** INFORMATION SHOWN **
+++

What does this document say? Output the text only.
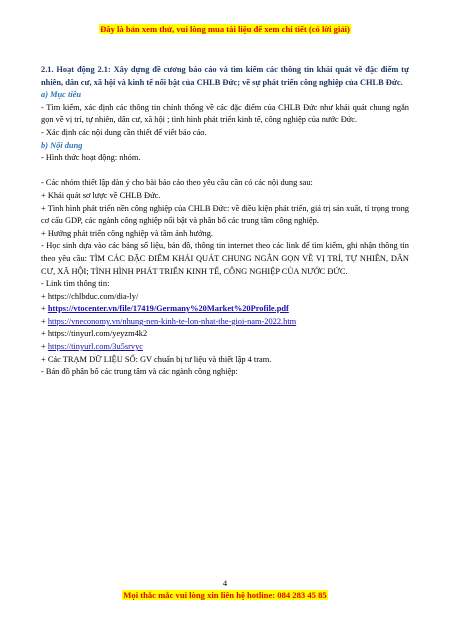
Đây là bản xem thử, vui lòng mua tài liệu để xem chi tiết (có lời giải)

2.1. Hoạt động 2.1: Xây dựng đề cương báo cáo và tìm kiếm các thông tin khái quát về đặc điểm tự nhiên, dân cư, xã hội và kinh tế nổi bật của CHLB Đức; vẽ sự phát triển công nghiệp của CHLB Đức.

a) Mục tiêu

- Tìm kiếm, xác định các thông tin chính thống về các đặc điểm của CHLB Đức như khái quát chung ngắn gọn về vị trí, tự nhiên, dân cư, xã hội ; tình hình phát triển kinh tế, công nghiệp của nước Đức.

- Xác định các nội dung cần thiết để viết báo cáo.

b) Nội dung

- Hình thức hoạt động: nhóm.

- Các nhóm thiết lập dàn ý cho bài báo cáo theo yêu cầu cần có các nội dung sau:

+ Khái quát sơ lược về CHLB Đức.

+ Tình hình phát triển nền công nghiệp của CHLB Đức: về điều kiện phát triển, giá trị sản xuất, tỉ trọng trong cơ cấu GDP, các ngành công nghiệp nổi bật và phân bố các trung tâm công nghiệp.

+ Hướng phát triển công nghiệp và tầm ảnh hưởng.

- Học sinh dựa vào các bảng số liệu, bản đồ, thông tin internet theo các link để tìm kiếm, ghi nhận thông tin theo yêu cầu: TÌM CÁC ĐẶC ĐIỂM KHÁI QUÁT CHUNG NGẮN GỌN VỀ VỊ TRÍ, TỰ NHIÊN, DÂN CƯ, XÃ HỘI; TÌNH HÌNH PHÁT TRIỂN KINH TẾ, CÔNG NGHIỆP CỦA NƯỚC ĐỨC.

- Link tìm thông tin:

+ https://chlbduc.com/dia-ly/

+ https://vtocenter.vn/file/17419/Germany%20Market%20Profile.pdf

+ https://vneconomy.vn/nhung-nen-kinh-te-lon-nhat-the-gioi-nam-2022.htm

+ https://tinyurl.com/yeyzm4k2

+ https://tinyurl.com/3u5srvyc

+ Các TRẠM DỮ LIỆU SỐ: GV chuẩn bị tư liệu và thiết lập 4 tram.

- Bản đồ phân bố các trung tâm và các ngành công nghiệp:

4
Mọi thắc mắc vui lòng xin liên hệ hotline: 084 283 45 85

+++

** WHAT NEEDS TO BE DONE **
Leave out the pictures and copy the rest of the material above exactly.

** FULL RESPONSE **
What does this document say? Output the text only.
Đây là bản xem thử, vui lòng mua tài liệu để xem chi tiết (có lời giải)

2.1. Hoạt động 2.1: Xây dựng đề cương báo cáo và tìm kiếm các thông tin khái quát về đặc điểm tự nhiên, dân cư, xã hội và kinh tế nổi bật của CHLB Đức; vẽ sự phát triển công nghiệp của CHLB Đức.

a) Mục tiêu

- Tìm kiếm, xác định các thông tin chính thống về các đặc điểm của CHLB Đức như khái quát chung ngắn gọn về vị trí, tự nhiên, dân cư, xã hội ; tình hình phát triển kinh tế, công nghiệp của nước Đức.

- Xác định các nội dung cần thiết để viết báo cáo.

b) Nội dung

- Hình thức hoạt động: nhóm.

- Các nhóm thiết lập dàn ý cho bài báo cáo theo yêu cầu cần có các nội dung sau:

+ Khái quát sơ lược về CHLB Đức.

+ Tình hình phát triển nền công nghiệp của CHLB Đức: về điều kiện phát triển, giá trị sản xuất, tỉ trọng trong cơ cấu GDP, các ngành công nghiệp nổi bật và phân bố các trung tâm công nghiệp.

+ Hướng phát triển công nghiệp và tầm ảnh hưởng.

- Học sinh dựa vào các bảng số liệu, bản đồ, thông tin internet theo các link để tìm kiếm, ghi nhận thông tin theo yêu cầu: TÌM CÁC ĐẶC ĐIỂM KHÁI QUÁT CHUNG NGẮN GỌN VỀ VỊ TRÍ, TỰ NHIÊN, DÂN CƯ, XÃ HỘI; TÌNH HÌNH PHÁT TRIỂN KINH TẾ, CÔNG NGHIỆP CỦA NƯỚC ĐỨC.

- Link tìm thông tin:

+ https://chlbduc.com/dia-ly/

+ https://vtocenter.vn/file/17419/Germany%20Market%20Profile.pdf

+ https://vneconomy.vn/nhung-nen-kinh-te-lon-nhat-the-gioi-nam-2022.htm

+ https://tinyurl.com/yeyzm4k2

+ https://tinyurl.com/3u5srvyc

+ Các TRẠM DỮ LIỆU SỐ: GV chuẩn bị tư liệu và thiết lập 4 tram.

- Bản đồ phân bố các trung tâm và các ngành công nghiệp:

4
Mọi thắc mắc vui lòng xin liên hệ hotline: 084 283 45 85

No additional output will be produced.